What is asked :: Reproduce the listing word for word, leaving every picture behind.

Records for processing ::
········

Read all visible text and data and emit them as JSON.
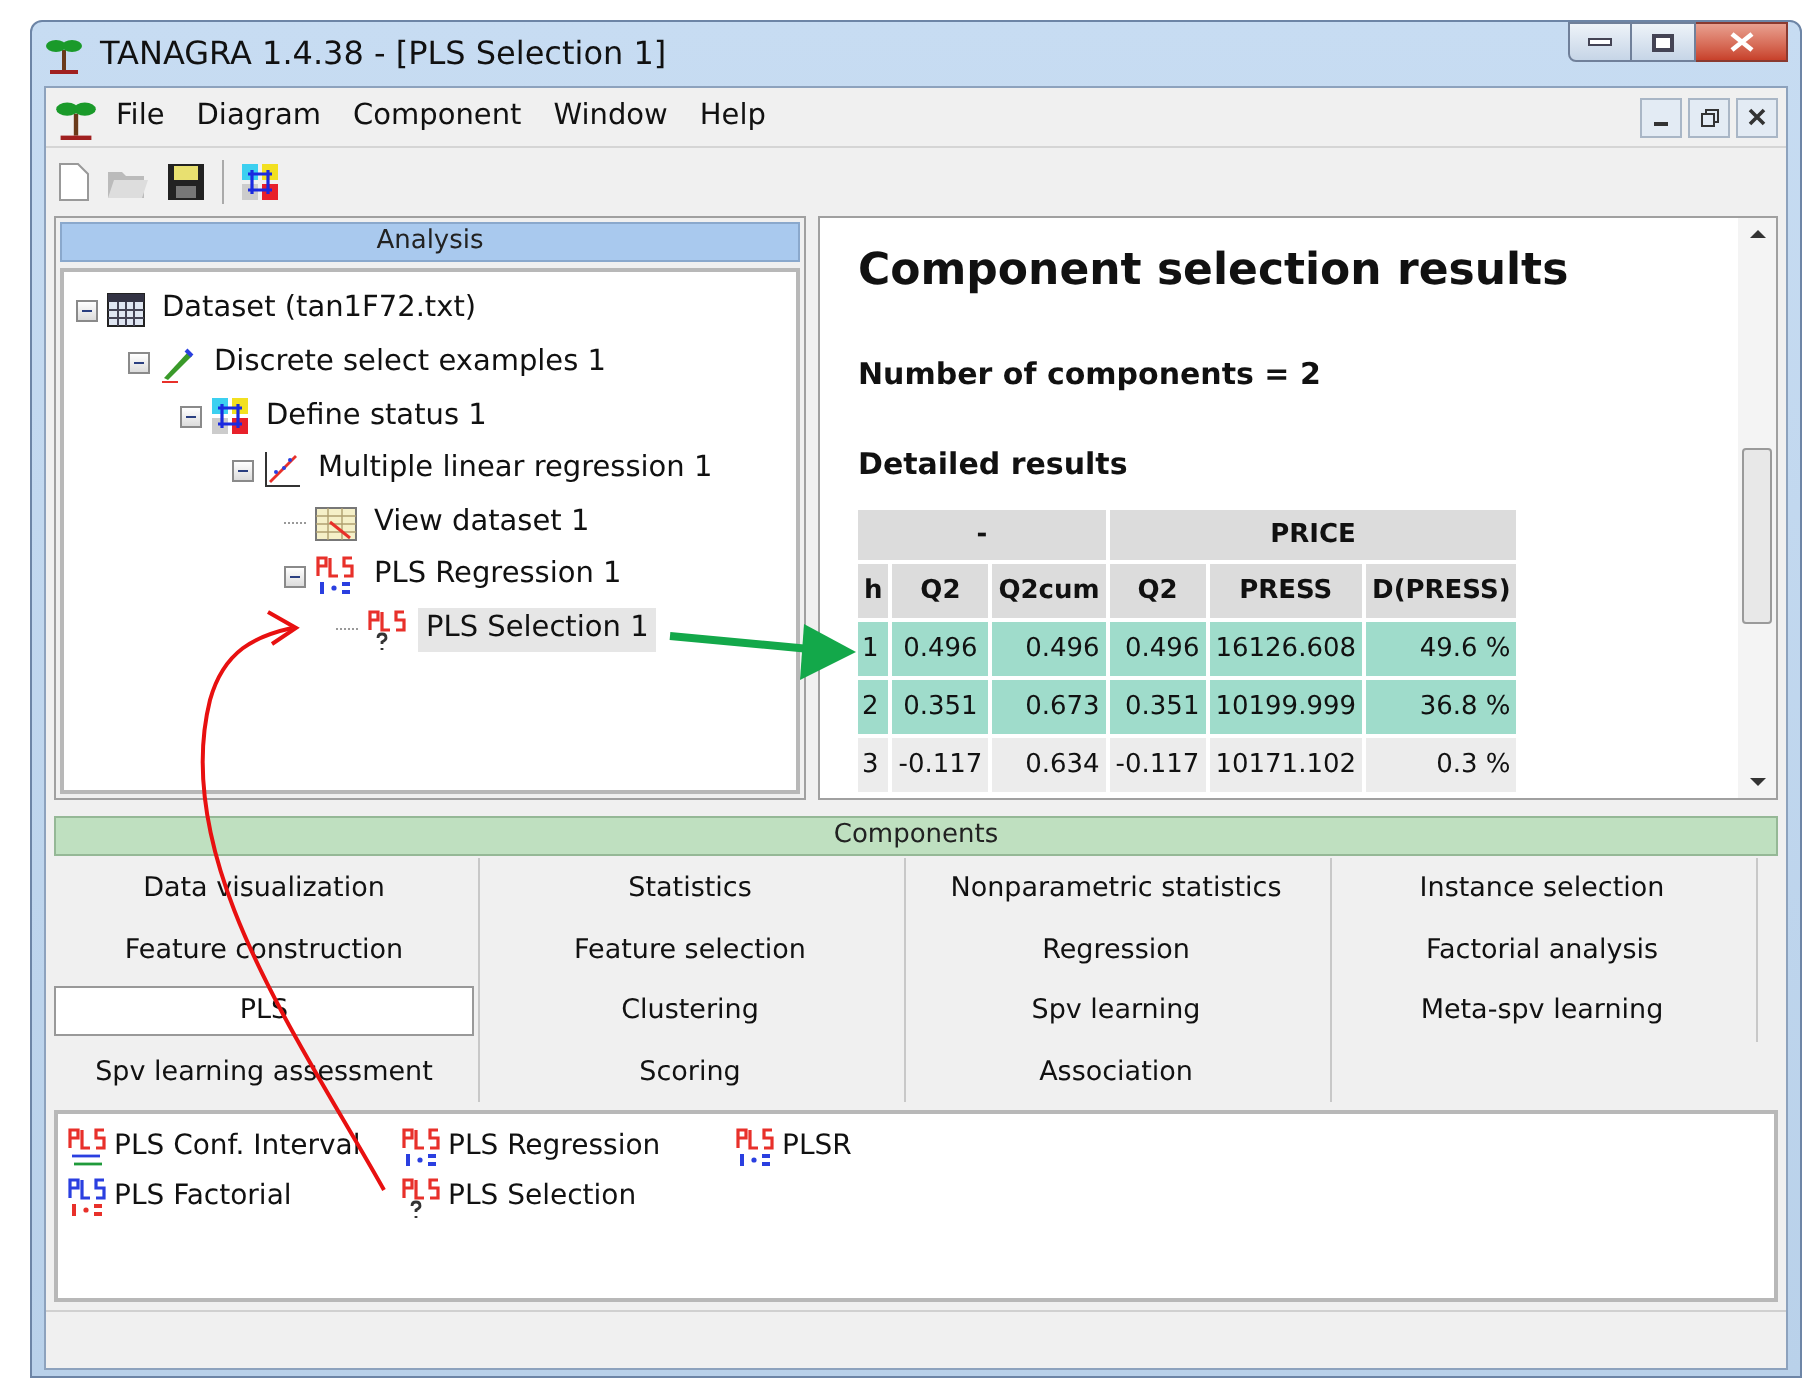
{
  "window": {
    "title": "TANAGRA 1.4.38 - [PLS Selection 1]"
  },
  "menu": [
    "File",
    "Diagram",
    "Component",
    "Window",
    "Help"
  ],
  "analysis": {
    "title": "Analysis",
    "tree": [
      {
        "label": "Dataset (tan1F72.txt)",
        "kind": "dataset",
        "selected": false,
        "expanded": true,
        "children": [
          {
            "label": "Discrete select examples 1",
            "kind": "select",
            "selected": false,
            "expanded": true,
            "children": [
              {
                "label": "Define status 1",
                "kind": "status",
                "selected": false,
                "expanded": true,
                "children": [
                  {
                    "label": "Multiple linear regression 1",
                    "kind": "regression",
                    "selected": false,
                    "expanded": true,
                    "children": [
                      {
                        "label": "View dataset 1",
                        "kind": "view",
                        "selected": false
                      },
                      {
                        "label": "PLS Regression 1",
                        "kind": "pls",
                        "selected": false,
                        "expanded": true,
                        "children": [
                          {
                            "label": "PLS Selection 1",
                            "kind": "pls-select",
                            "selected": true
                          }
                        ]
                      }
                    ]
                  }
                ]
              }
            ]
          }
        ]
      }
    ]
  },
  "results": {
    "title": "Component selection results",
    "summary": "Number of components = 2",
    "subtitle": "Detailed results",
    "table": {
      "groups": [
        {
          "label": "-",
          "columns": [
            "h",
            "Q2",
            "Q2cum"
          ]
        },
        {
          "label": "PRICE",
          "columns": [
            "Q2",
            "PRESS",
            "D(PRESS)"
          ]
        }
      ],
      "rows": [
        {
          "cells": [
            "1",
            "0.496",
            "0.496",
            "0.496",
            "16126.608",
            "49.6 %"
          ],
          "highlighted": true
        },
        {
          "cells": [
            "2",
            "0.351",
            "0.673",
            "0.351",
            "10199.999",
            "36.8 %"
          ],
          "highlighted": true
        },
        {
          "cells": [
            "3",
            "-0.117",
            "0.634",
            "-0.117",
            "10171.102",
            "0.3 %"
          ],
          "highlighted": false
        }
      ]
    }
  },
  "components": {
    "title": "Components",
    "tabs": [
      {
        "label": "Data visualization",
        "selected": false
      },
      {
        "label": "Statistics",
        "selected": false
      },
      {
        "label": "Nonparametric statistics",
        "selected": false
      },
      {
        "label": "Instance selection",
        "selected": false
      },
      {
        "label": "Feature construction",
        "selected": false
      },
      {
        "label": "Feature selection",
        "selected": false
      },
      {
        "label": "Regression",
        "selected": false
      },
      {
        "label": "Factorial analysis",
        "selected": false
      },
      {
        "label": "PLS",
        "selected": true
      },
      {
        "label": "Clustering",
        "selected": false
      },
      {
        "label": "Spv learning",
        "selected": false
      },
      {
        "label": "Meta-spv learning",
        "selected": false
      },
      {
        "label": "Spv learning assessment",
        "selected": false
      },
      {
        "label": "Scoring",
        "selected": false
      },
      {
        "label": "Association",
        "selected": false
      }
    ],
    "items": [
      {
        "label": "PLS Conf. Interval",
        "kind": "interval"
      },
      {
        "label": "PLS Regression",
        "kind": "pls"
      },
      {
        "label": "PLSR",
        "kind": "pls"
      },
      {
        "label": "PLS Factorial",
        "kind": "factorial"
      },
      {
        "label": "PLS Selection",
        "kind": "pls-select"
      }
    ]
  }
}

········

Exercise output ::
Read all visible text and data and emit them as JSON.
{
  "window": {
    "title": "TANAGRA 1.4.38 - [PLS Selection 1]"
  },
  "menu": [
    "File",
    "Diagram",
    "Component",
    "Window",
    "Help"
  ],
  "analysis": {
    "title": "Analysis",
    "tree": [
      {
        "label": "Dataset (tan1F72.txt)",
        "kind": "dataset",
        "selected": false,
        "expanded": true,
        "children": [
          {
            "label": "Discrete select examples 1",
            "kind": "select",
            "selected": false,
            "expanded": true,
            "children": [
              {
                "label": "Define status 1",
                "kind": "status",
                "selected": false,
                "expanded": true,
                "children": [
                  {
                    "label": "Multiple linear regression 1",
                    "kind": "regression",
                    "selected": false,
                    "expanded": true,
                    "children": [
                      {
                        "label": "View dataset 1",
                        "kind": "view",
                        "selected": false
                      },
                      {
                        "label": "PLS Regression 1",
                        "kind": "pls",
                        "selected": false,
                        "expanded": true,
                        "children": [
                          {
                            "label": "PLS Selection 1",
                            "kind": "pls-select",
                            "selected": true
                          }
                        ]
                      }
                    ]
                  }
                ]
              }
            ]
          }
        ]
      }
    ]
  },
  "results": {
    "title": "Component selection results",
    "summary": "Number of components = 2",
    "subtitle": "Detailed results",
    "table": {
      "groups": [
        {
          "label": "-",
          "columns": [
            "h",
            "Q2",
            "Q2cum"
          ]
        },
        {
          "label": "PRICE",
          "columns": [
            "Q2",
            "PRESS",
            "D(PRESS)"
          ]
        }
      ],
      "rows": [
        {
          "cells": [
            "1",
            "0.496",
            "0.496",
            "0.496",
            "16126.608",
            "49.6 %"
          ],
          "highlighted": true
        },
        {
          "cells": [
            "2",
            "0.351",
            "0.673",
            "0.351",
            "10199.999",
            "36.8 %"
          ],
          "highlighted": true
        },
        {
          "cells": [
            "3",
            "-0.117",
            "0.634",
            "-0.117",
            "10171.102",
            "0.3 %"
          ],
          "highlighted": false
        }
      ]
    }
  },
  "components": {
    "title": "Components",
    "tabs": [
      {
        "label": "Data visualization",
        "selected": false
      },
      {
        "label": "Statistics",
        "selected": false
      },
      {
        "label": "Nonparametric statistics",
        "selected": false
      },
      {
        "label": "Instance selection",
        "selected": false
      },
      {
        "label": "Feature construction",
        "selected": false
      },
      {
        "label": "Feature selection",
        "selected": false
      },
      {
        "label": "Regression",
        "selected": false
      },
      {
        "label": "Factorial analysis",
        "selected": false
      },
      {
        "label": "PLS",
        "selected": true
      },
      {
        "label": "Clustering",
        "selected": false
      },
      {
        "label": "Spv learning",
        "selected": false
      },
      {
        "label": "Meta-spv learning",
        "selected": false
      },
      {
        "label": "Spv learning assessment",
        "selected": false
      },
      {
        "label": "Scoring",
        "selected": false
      },
      {
        "label": "Association",
        "selected": false
      }
    ],
    "items": [
      {
        "label": "PLS Conf. Interval",
        "kind": "interval"
      },
      {
        "label": "PLS Regression",
        "kind": "pls"
      },
      {
        "label": "PLSR",
        "kind": "pls"
      },
      {
        "label": "PLS Factorial",
        "kind": "factorial"
      },
      {
        "label": "PLS Selection",
        "kind": "pls-select"
      }
    ]
  }
}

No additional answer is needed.